= THE PROBLEM =
Keep the pictures out of the copy and repeat the records exactly.
· · · ·
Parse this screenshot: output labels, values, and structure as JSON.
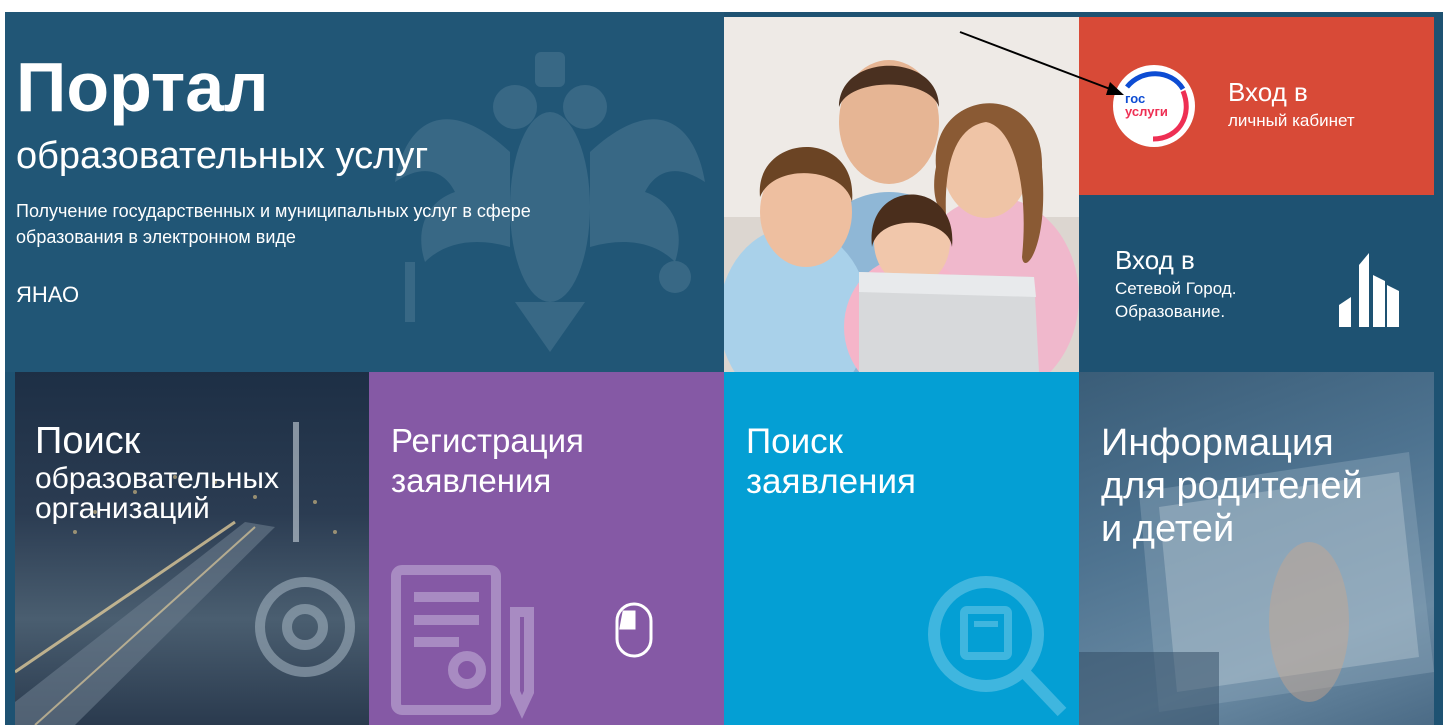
{
  "hero": {
    "title": "Портал",
    "subtitle": "образовательных услуг",
    "description_line1": "Получение государственных и муниципальных услуг в сфере",
    "description_line2": "образования в электронном виде",
    "region": "ЯНАО"
  },
  "gosuslugi_tile": {
    "logo_text_line1": "гос",
    "logo_text_line2": "услуги",
    "title": "Вход в",
    "subtitle": "личный кабинет"
  },
  "network_city_tile": {
    "title": "Вход в",
    "subtitle_line1": "Сетевой Город.",
    "subtitle_line2": "Образование."
  },
  "tiles": {
    "search_orgs": {
      "line1": "Поиск",
      "line2": "образовательных",
      "line3": "организаций"
    },
    "registration": {
      "line1": "Регистрация",
      "line2": "заявления"
    },
    "search_application": {
      "line1": "Поиск",
      "line2": "заявления"
    },
    "info": {
      "line1": "Информация",
      "line2": "для родителей",
      "line3": "и детей"
    }
  },
  "colors": {
    "hero_bg": "#215676",
    "gosuslugi_bg": "#d84a37",
    "network_bg": "#1e5272",
    "registration_bg": "#8559a5",
    "search_application_bg": "#049fd4"
  },
  "icons": {
    "hero": "russian-emblem-icon",
    "gosuslugi": "gosuslugi-logo-icon",
    "network": "network-city-logo-icon",
    "registration": "document-pen-icon",
    "mouse": "mouse-icon",
    "search": "magnifier-newspaper-icon",
    "orgs": "location-pin-icon"
  }
}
· · · ·
= THE RESPONSE =
Parse this screenshot: output labels, values, and structure as JSON.
{
  "hero": {
    "title": "Портал",
    "subtitle": "образовательных услуг",
    "description_line1": "Получение государственных и муниципальных услуг в сфере",
    "description_line2": "образования в электронном виде",
    "region": "ЯНАО"
  },
  "gosuslugi_tile": {
    "logo_text_line1": "гос",
    "logo_text_line2": "услуги",
    "title": "Вход в",
    "subtitle": "личный кабинет"
  },
  "network_city_tile": {
    "title": "Вход в",
    "subtitle_line1": "Сетевой Город.",
    "subtitle_line2": "Образование."
  },
  "tiles": {
    "search_orgs": {
      "line1": "Поиск",
      "line2": "образовательных",
      "line3": "организаций"
    },
    "registration": {
      "line1": "Регистрация",
      "line2": "заявления"
    },
    "search_application": {
      "line1": "Поиск",
      "line2": "заявления"
    },
    "info": {
      "line1": "Информация",
      "line2": "для родителей",
      "line3": "и детей"
    }
  },
  "colors": {
    "hero_bg": "#215676",
    "gosuslugi_bg": "#d84a37",
    "network_bg": "#1e5272",
    "registration_bg": "#8559a5",
    "search_application_bg": "#049fd4"
  },
  "icons": {
    "hero": "russian-emblem-icon",
    "gosuslugi": "gosuslugi-logo-icon",
    "network": "network-city-logo-icon",
    "registration": "document-pen-icon",
    "mouse": "mouse-icon",
    "search": "magnifier-newspaper-icon",
    "orgs": "location-pin-icon"
  }
}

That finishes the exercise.